Drop the pictures from the entries below, then reproduce the rest exactly.
Start
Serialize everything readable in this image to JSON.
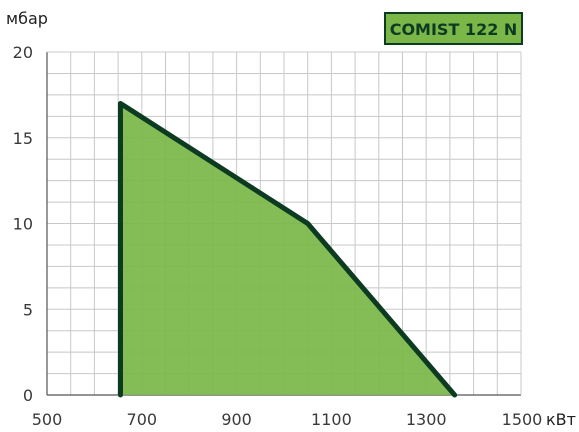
{
  "chart_data": {
    "type": "area",
    "title": "",
    "badge": "COMIST 122 N",
    "xlabel": "кВт",
    "ylabel": "мбар",
    "xlim": [
      500,
      1500
    ],
    "ylim": [
      0,
      20
    ],
    "x_ticks": [
      500,
      700,
      900,
      1100,
      1300,
      1500
    ],
    "y_ticks": [
      0,
      5,
      10,
      15,
      20
    ],
    "grid": true,
    "minor_grid_x": 50,
    "minor_grid_y": 1.25,
    "series": [
      {
        "name": "",
        "points": [
          [
            655,
            0
          ],
          [
            655,
            17
          ],
          [
            1050,
            10
          ],
          [
            1360,
            0
          ]
        ]
      }
    ]
  },
  "colors": {
    "fill": "#7ab648",
    "outline": "#0d3b22",
    "grid": "#c8c8c8",
    "axis": "#555555",
    "badge_bg": "#7ab648",
    "badge_text": "#0d3b22"
  }
}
End
● **Task solution**
Serialize everything readable in this image to JSON.
{
  "chart_data": {
    "type": "area",
    "title": "",
    "badge": "COMIST 122 N",
    "xlabel": "кВт",
    "ylabel": "мбар",
    "xlim": [
      500,
      1500
    ],
    "ylim": [
      0,
      20
    ],
    "x_ticks": [
      500,
      700,
      900,
      1100,
      1300,
      1500
    ],
    "y_ticks": [
      0,
      5,
      10,
      15,
      20
    ],
    "grid": true,
    "minor_grid_x": 50,
    "minor_grid_y": 1.25,
    "series": [
      {
        "name": "",
        "points": [
          [
            655,
            0
          ],
          [
            655,
            17
          ],
          [
            1050,
            10
          ],
          [
            1360,
            0
          ]
        ]
      }
    ]
  },
  "colors": {
    "fill": "#7ab648",
    "outline": "#0d3b22",
    "grid": "#c8c8c8",
    "axis": "#555555",
    "badge_bg": "#7ab648",
    "badge_text": "#0d3b22"
  }
}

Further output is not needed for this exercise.